[begin The input]

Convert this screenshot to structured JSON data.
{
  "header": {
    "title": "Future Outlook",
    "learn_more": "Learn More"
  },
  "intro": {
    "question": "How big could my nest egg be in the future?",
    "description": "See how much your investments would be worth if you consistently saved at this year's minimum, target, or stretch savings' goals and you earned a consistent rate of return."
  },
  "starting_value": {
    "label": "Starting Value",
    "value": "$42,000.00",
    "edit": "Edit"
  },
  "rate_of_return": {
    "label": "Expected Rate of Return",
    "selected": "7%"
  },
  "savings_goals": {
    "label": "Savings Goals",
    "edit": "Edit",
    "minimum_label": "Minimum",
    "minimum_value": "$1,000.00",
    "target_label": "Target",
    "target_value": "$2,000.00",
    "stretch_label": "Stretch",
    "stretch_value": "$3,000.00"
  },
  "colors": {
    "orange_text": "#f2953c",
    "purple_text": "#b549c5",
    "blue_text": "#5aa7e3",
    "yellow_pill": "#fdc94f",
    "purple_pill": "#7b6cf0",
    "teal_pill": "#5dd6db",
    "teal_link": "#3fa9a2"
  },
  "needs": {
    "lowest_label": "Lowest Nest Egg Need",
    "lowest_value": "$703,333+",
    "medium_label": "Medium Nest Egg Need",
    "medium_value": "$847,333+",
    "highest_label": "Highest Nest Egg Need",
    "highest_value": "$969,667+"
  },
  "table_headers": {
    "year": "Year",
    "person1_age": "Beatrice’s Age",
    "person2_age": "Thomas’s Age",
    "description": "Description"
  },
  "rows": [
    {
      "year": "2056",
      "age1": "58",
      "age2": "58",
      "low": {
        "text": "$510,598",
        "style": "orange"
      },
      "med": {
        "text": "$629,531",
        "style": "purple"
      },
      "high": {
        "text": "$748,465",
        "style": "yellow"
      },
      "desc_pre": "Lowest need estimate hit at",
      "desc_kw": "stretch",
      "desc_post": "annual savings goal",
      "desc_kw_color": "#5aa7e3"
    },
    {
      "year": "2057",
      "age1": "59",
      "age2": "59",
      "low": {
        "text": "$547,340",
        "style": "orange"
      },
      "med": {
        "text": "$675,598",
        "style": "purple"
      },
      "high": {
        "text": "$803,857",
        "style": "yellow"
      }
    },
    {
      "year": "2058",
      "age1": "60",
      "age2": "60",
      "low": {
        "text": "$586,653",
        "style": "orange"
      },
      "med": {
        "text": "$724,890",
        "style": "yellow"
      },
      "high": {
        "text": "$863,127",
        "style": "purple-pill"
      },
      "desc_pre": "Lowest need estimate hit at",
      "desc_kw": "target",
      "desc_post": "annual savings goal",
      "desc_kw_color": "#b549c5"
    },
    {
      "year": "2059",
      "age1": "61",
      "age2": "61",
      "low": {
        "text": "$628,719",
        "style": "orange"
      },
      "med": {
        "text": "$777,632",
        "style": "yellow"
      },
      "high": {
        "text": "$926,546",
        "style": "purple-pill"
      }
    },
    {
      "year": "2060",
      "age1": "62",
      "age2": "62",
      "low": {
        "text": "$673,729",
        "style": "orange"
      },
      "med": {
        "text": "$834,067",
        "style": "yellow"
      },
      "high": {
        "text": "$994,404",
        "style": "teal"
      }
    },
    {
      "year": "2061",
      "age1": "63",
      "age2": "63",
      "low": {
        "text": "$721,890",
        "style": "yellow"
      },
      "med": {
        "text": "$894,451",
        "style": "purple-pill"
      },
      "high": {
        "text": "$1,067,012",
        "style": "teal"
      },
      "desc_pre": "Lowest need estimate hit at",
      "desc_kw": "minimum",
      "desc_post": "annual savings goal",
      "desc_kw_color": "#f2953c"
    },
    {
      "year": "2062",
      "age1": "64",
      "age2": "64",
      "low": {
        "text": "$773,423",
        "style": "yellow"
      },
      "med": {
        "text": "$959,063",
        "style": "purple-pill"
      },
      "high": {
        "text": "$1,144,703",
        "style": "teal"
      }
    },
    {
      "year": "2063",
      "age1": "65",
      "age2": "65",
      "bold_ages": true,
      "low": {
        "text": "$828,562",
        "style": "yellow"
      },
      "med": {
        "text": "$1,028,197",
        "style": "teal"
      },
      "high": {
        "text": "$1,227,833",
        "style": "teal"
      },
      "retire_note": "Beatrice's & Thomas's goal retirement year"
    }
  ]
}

[end The input]

All of the entries must be written out exactly as they stand.

Convert this screenshot to structured JSON data.
{
  "header": {
    "title": "Future Outlook",
    "learn_more": "Learn More"
  },
  "intro": {
    "question": "How big could my nest egg be in the future?",
    "description": "See how much your investments would be worth if you consistently saved at this year's minimum, target, or stretch savings' goals and you earned a consistent rate of return."
  },
  "starting_value": {
    "label": "Starting Value",
    "value": "$42,000.00",
    "edit": "Edit"
  },
  "rate_of_return": {
    "label": "Expected Rate of Return",
    "selected": "7%"
  },
  "savings_goals": {
    "label": "Savings Goals",
    "edit": "Edit",
    "minimum_label": "Minimum",
    "minimum_value": "$1,000.00",
    "target_label": "Target",
    "target_value": "$2,000.00",
    "stretch_label": "Stretch",
    "stretch_value": "$3,000.00"
  },
  "colors": {
    "orange_text": "#f2953c",
    "purple_text": "#b549c5",
    "blue_text": "#5aa7e3",
    "yellow_pill": "#fdc94f",
    "purple_pill": "#7b6cf0",
    "teal_pill": "#5dd6db",
    "teal_link": "#3fa9a2"
  },
  "needs": {
    "lowest_label": "Lowest Nest Egg Need",
    "lowest_value": "$703,333+",
    "medium_label": "Medium Nest Egg Need",
    "medium_value": "$847,333+",
    "highest_label": "Highest Nest Egg Need",
    "highest_value": "$969,667+"
  },
  "table_headers": {
    "year": "Year",
    "person1_age": "Beatrice’s Age",
    "person2_age": "Thomas’s Age",
    "description": "Description"
  },
  "rows": [
    {
      "year": "2056",
      "age1": "58",
      "age2": "58",
      "low": {
        "text": "$510,598",
        "style": "orange"
      },
      "med": {
        "text": "$629,531",
        "style": "purple"
      },
      "high": {
        "text": "$748,465",
        "style": "yellow"
      },
      "desc_pre": "Lowest need estimate hit at",
      "desc_kw": "stretch",
      "desc_post": "annual savings goal",
      "desc_kw_color": "#5aa7e3"
    },
    {
      "year": "2057",
      "age1": "59",
      "age2": "59",
      "low": {
        "text": "$547,340",
        "style": "orange"
      },
      "med": {
        "text": "$675,598",
        "style": "purple"
      },
      "high": {
        "text": "$803,857",
        "style": "yellow"
      }
    },
    {
      "year": "2058",
      "age1": "60",
      "age2": "60",
      "low": {
        "text": "$586,653",
        "style": "orange"
      },
      "med": {
        "text": "$724,890",
        "style": "yellow"
      },
      "high": {
        "text": "$863,127",
        "style": "purple-pill"
      },
      "desc_pre": "Lowest need estimate hit at",
      "desc_kw": "target",
      "desc_post": "annual savings goal",
      "desc_kw_color": "#b549c5"
    },
    {
      "year": "2059",
      "age1": "61",
      "age2": "61",
      "low": {
        "text": "$628,719",
        "style": "orange"
      },
      "med": {
        "text": "$777,632",
        "style": "yellow"
      },
      "high": {
        "text": "$926,546",
        "style": "purple-pill"
      }
    },
    {
      "year": "2060",
      "age1": "62",
      "age2": "62",
      "low": {
        "text": "$673,729",
        "style": "orange"
      },
      "med": {
        "text": "$834,067",
        "style": "yellow"
      },
      "high": {
        "text": "$994,404",
        "style": "teal"
      }
    },
    {
      "year": "2061",
      "age1": "63",
      "age2": "63",
      "low": {
        "text": "$721,890",
        "style": "yellow"
      },
      "med": {
        "text": "$894,451",
        "style": "purple-pill"
      },
      "high": {
        "text": "$1,067,012",
        "style": "teal"
      },
      "desc_pre": "Lowest need estimate hit at",
      "desc_kw": "minimum",
      "desc_post": "annual savings goal",
      "desc_kw_color": "#f2953c"
    },
    {
      "year": "2062",
      "age1": "64",
      "age2": "64",
      "low": {
        "text": "$773,423",
        "style": "yellow"
      },
      "med": {
        "text": "$959,063",
        "style": "purple-pill"
      },
      "high": {
        "text": "$1,144,703",
        "style": "teal"
      }
    },
    {
      "year": "2063",
      "age1": "65",
      "age2": "65",
      "bold_ages": true,
      "low": {
        "text": "$828,562",
        "style": "yellow"
      },
      "med": {
        "text": "$1,028,197",
        "style": "teal"
      },
      "high": {
        "text": "$1,227,833",
        "style": "teal"
      },
      "retire_note": "Beatrice's & Thomas's goal retirement year"
    }
  ]
}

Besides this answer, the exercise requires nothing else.